Entries from a dataset:
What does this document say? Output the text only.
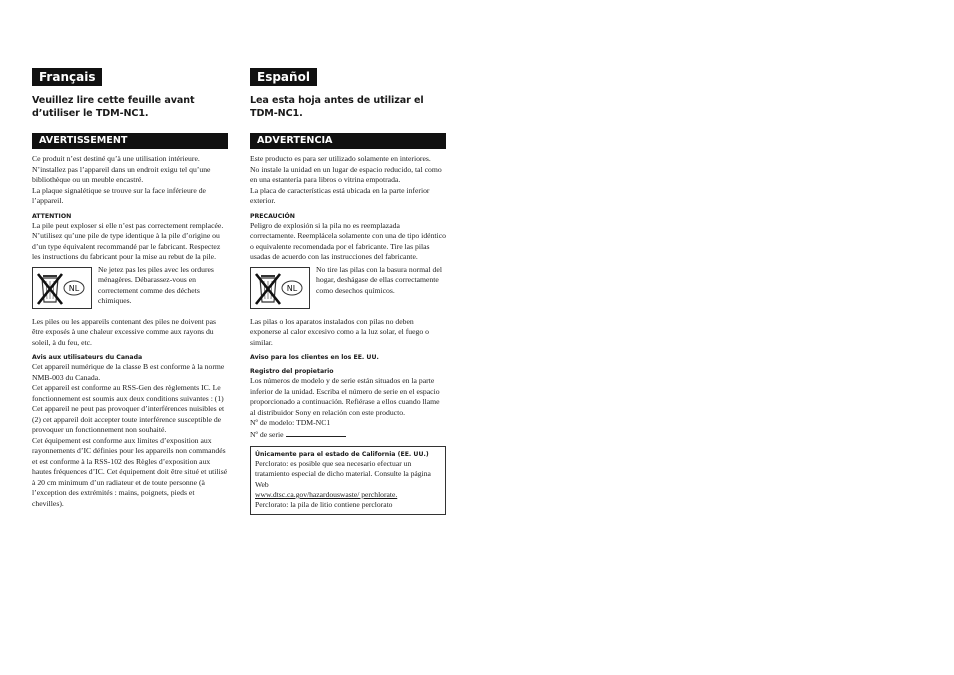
Français
Veuillez lire cette feuille avant d’utiliser le TDM-NC1.
AVERTISSEMENT

Ce produit n’est destiné qu’à une utilisation intérieure.

N’installez pas l’appareil dans un endroit exigu tel qu’une bibliothèque ou un meuble encastré.

La plaque signalétique se trouve sur la face inférieure de l’appareil.

ATTENTION

La pile peut exploser si elle n’est pas correctement remplacée. N’utilisez qu’une pile de type identique à la pile d’origine ou d’un type équivalent recommandé par le fabricant. Respectez les instructions du fabricant pour la mise au rebut de la pile.

NL
Ne jetez pas les piles avec les ordures ménagères. Débarassez-vous en correctement comme des déchets chimiques.

Les piles ou les appareils contenant des piles ne doivent pas être exposés à une chaleur excessive comme aux rayons du soleil, à du feu, etc.

Avis aux utilisateurs du Canada

Cet appareil numérique de la classe B est conforme à la norme NMB-003 du Canada.

Cet appareil est conforme au RSS-Gen des règlements IC. Le fonctionnement est soumis aux deux conditions suivantes : (1) Cet appareil ne peut pas provoquer d’interférences nuisibles et (2) cet appareil doit accepter toute interférence susceptible de provoquer un fonctionnement non souhaité.

Cet équipement est conforme aux limites d’exposition aux rayonnements d’IC définies pour les appareils non commandés et est conforme à la RSS-102 des Règles d’exposition aux hautes fréquences d’IC. Cet équipement doit être situé et utilisé à 20 cm minimum d’un radiateur et de toute personne (à l’exception des extrémités : mains, poignets, pieds et chevilles).

Español
Lea esta hoja antes de utilizar el TDM-NC1.
ADVERTENCIA

Este producto es para ser utilizado solamente en interiores.

No instale la unidad en un lugar de espacio reducido, tal como en una estantería para libros o vitrina empotrada.

La placa de características está ubicada en la parte inferior exterior.

PRECAUCIÓN

Peligro de explosión si la pila no es reemplazada correctamente. Reemplácela solamente con una de tipo idéntico o equivalente recomendada por el fabricante. Tire las pilas usadas de acuerdo con las instrucciones del fabricante.

NL
No tire las pilas con la basura normal del hogar, deshágase de ellas correctamente como desechos químicos.

Las pilas o los aparatos instalados con pilas no deben exponerse al calor excesivo como a la luz solar, el fuego o similar.

Aviso para los clientes en los EE. UU.
Registro del propietario

Los números de modelo y de serie están situados en la parte inferior de la unidad. Escriba el número de serie en el espacio proporcionado a continuación. Refiérase a ellos cuando llame al distribuidor Sony en relación con este producto.

Nº de modelo: TDM-NC1

Nº de serie

Únicamente para el estado de California (EE. UU.)

Perclorato: es posible que sea necesario efectuar un tratamiento especial de dicho material. Consulte la página Web

www.dtsc.ca.gov/hazardouswaste/ perchlorate.

Perclorato: la pila de litio contiene perclorato
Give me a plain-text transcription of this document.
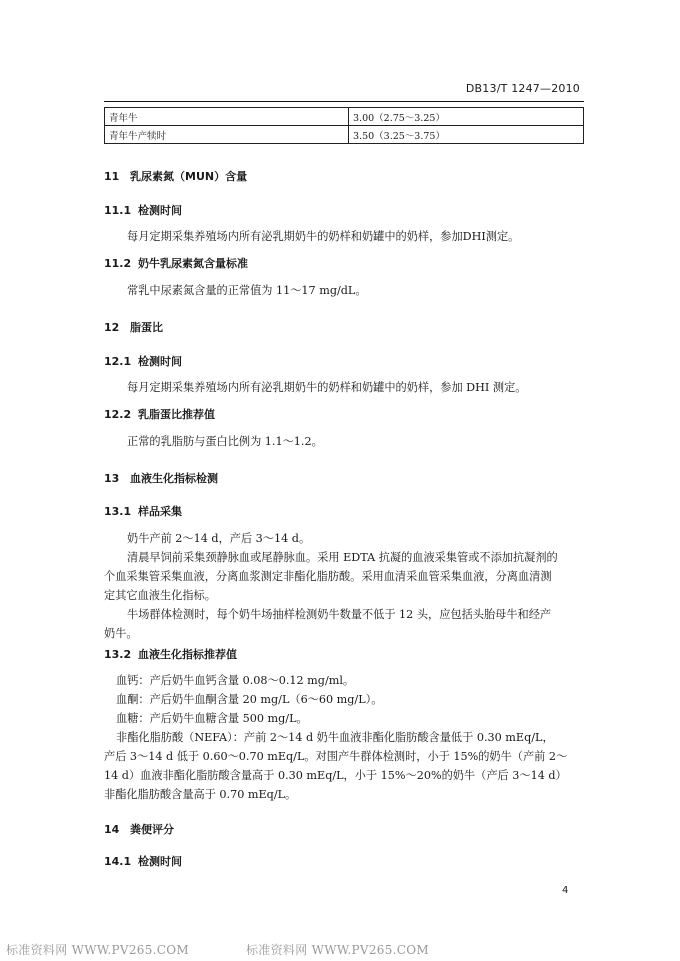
DB13/T 1247—2010
青年牛	3.00（2.75～3.25）
青年牛产犊时	3.50（3.25～3.75）
11 乳尿素氮（MUN）含量
11.1 检测时间
每月定期采集养殖场内所有泌乳期奶牛的奶样和奶罐中的奶样，参加DHI测定。
11.2 奶牛乳尿素氮含量标准
常乳中尿素氮含量的正常值为 11～17 mg/dL。
12 脂蛋比
12.1 检测时间
每月定期采集养殖场内所有泌乳期奶牛的奶样和奶罐中的奶样，参加 DHI 测定。
12.2 乳脂蛋比推荐值
正常的乳脂肪与蛋白比例为 1.1～1.2。
13 血液生化指标检测
13.1 样品采集
奶牛产前 2～14 d，产后 3～14 d。
清晨早饲前采集颈静脉血或尾静脉血。采用 EDTA 抗凝的血液采集管或不添加抗凝剂的
个血采集管采集血液，分离血浆测定非酯化脂肪酸。采用血清采血管采集血液，分离血清测
定其它血液生化指标。
牛场群体检测时，每个奶牛场抽样检测奶牛数量不低于 12 头，应包括头胎母牛和经产
奶牛。
13.2 血液生化指标推荐值
血钙：产后奶牛血钙含量 0.08～0.12 mg/ml。
血酮：产后奶牛血酮含量 20 mg/L（6～60 mg/L）。
血糖：产后奶牛血糖含量 500 mg/L。
非酯化脂肪酸（NEFA）：产前 2～14 d 奶牛血液非酯化脂肪酸含量低于 0.30 mEq/L，
产后 3～14 d 低于 0.60～0.70 mEq/L。对围产牛群体检测时，小于 15%的奶牛（产前 2～
14 d）血液非酯化脂肪酸含量高于 0.30 mEq/L，小于 15%～20%的奶牛（产后 3～14 d）
非酯化脂肪酸含量高于 0.70 mEq/L。
14 粪便评分
14.1 检测时间
4
标准资料网 WWW.PV265.COM	标准资料网 WWW.PV265.COM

Aim of the task: Repeat every record precisely. Any picture among them stays out of the copy.

Output below:
What does this document say? Output the text only.
Français
Veuillez lire cette feuille avant d’utiliser le TDM-NC1.
AVERTISSEMENT

Ce produit n’est destiné qu’à une utilisation intérieure.

N’installez pas l’appareil dans un endroit exigu tel qu’une bibliothèque ou un meuble encastré.

La plaque signalétique se trouve sur la face inférieure de l’appareil.

ATTENTION

La pile peut exploser si elle n’est pas correctement remplacée. N’utilisez qu’une pile de type identique à la pile d’origine ou d’un type équivalent recommandé par le fabricant. Respectez les instructions du fabricant pour la mise au rebut de la pile.

NL
Ne jetez pas les piles avec les ordures ménagères. Débarassez-vous en correctement comme des déchets chimiques.

Les piles ou les appareils contenant des piles ne doivent pas être exposés à une chaleur excessive comme aux rayons du soleil, à du feu, etc.

Avis aux utilisateurs du Canada

Cet appareil numérique de la classe B est conforme à la norme NMB-003 du Canada.

Cet appareil est conforme au RSS-Gen des règlements IC. Le fonctionnement est soumis aux deux conditions suivantes : (1) Cet appareil ne peut pas provoquer d’interférences nuisibles et (2) cet appareil doit accepter toute interférence susceptible de provoquer un fonctionnement non souhaité.

Cet équipement est conforme aux limites d’exposition aux rayonnements d’IC définies pour les appareils non commandés et est conforme à la RSS-102 des Règles d’exposition aux hautes fréquences d’IC. Cet équipement doit être situé et utilisé à 20 cm minimum d’un radiateur et de toute personne (à l’exception des extrémités : mains, poignets, pieds et chevilles).

Español
Lea esta hoja antes de utilizar el TDM-NC1.
ADVERTENCIA

Este producto es para ser utilizado solamente en interiores.

No instale la unidad en un lugar de espacio reducido, tal como en una estantería para libros o vitrina empotrada.

La placa de características está ubicada en la parte inferior exterior.

PRECAUCIÓN

Peligro de explosión si la pila no es reemplazada correctamente. Reemplácela solamente con una de tipo idéntico o equivalente recomendada por el fabricante. Tire las pilas usadas de acuerdo con las instrucciones del fabricante.

NL
No tire las pilas con la basura normal del hogar, deshágase de ellas correctamente como desechos químicos.

Las pilas o los aparatos instalados con pilas no deben exponerse al calor excesivo como a la luz solar, el fuego o similar.

Aviso para los clientes en los EE. UU.
Registro del propietario

Los números de modelo y de serie están situados en la parte inferior de la unidad. Escriba el número de serie en el espacio proporcionado a continuación. Refiérase a ellos cuando llame al distribuidor Sony en relación con este producto.

Nº de modelo: TDM-NC1

Nº de serie

Únicamente para el estado de California (EE. UU.)

Perclorato: es posible que sea necesario efectuar un tratamiento especial de dicho material. Consulte la página Web

www.dtsc.ca.gov/hazardouswaste/ perchlorate.

Perclorato: la pila de litio contiene perclorato
Give me a plain-text transcription of this document.
DB13/T 1247—2010
青年牛	3.00（2.75～3.25）
青年牛产犊时	3.50（3.25～3.75）
11 乳尿素氮（MUN）含量
11.1 检测时间
每月定期采集养殖场内所有泌乳期奶牛的奶样和奶罐中的奶样，参加DHI测定。
11.2 奶牛乳尿素氮含量标准
常乳中尿素氮含量的正常值为 11～17 mg/dL。
12 脂蛋比
12.1 检测时间
每月定期采集养殖场内所有泌乳期奶牛的奶样和奶罐中的奶样，参加 DHI 测定。
12.2 乳脂蛋比推荐值
正常的乳脂肪与蛋白比例为 1.1～1.2。
13 血液生化指标检测
13.1 样品采集
奶牛产前 2～14 d，产后 3～14 d。
清晨早饲前采集颈静脉血或尾静脉血。采用 EDTA 抗凝的血液采集管或不添加抗凝剂的
个血采集管采集血液，分离血浆测定非酯化脂肪酸。采用血清采血管采集血液，分离血清测
定其它血液生化指标。
牛场群体检测时，每个奶牛场抽样检测奶牛数量不低于 12 头，应包括头胎母牛和经产
奶牛。
13.2 血液生化指标推荐值
血钙：产后奶牛血钙含量 0.08～0.12 mg/ml。
血酮：产后奶牛血酮含量 20 mg/L（6～60 mg/L）。
血糖：产后奶牛血糖含量 500 mg/L。
非酯化脂肪酸（NEFA）：产前 2～14 d 奶牛血液非酯化脂肪酸含量低于 0.30 mEq/L，
产后 3～14 d 低于 0.60～0.70 mEq/L。对围产牛群体检测时，小于 15%的奶牛（产前 2～
14 d）血液非酯化脂肪酸含量高于 0.30 mEq/L，小于 15%～20%的奶牛（产后 3～14 d）
非酯化脂肪酸含量高于 0.70 mEq/L。
14 粪便评分
14.1 检测时间
4
标准资料网 WWW.PV265.COM	标准资料网 WWW.PV265.COM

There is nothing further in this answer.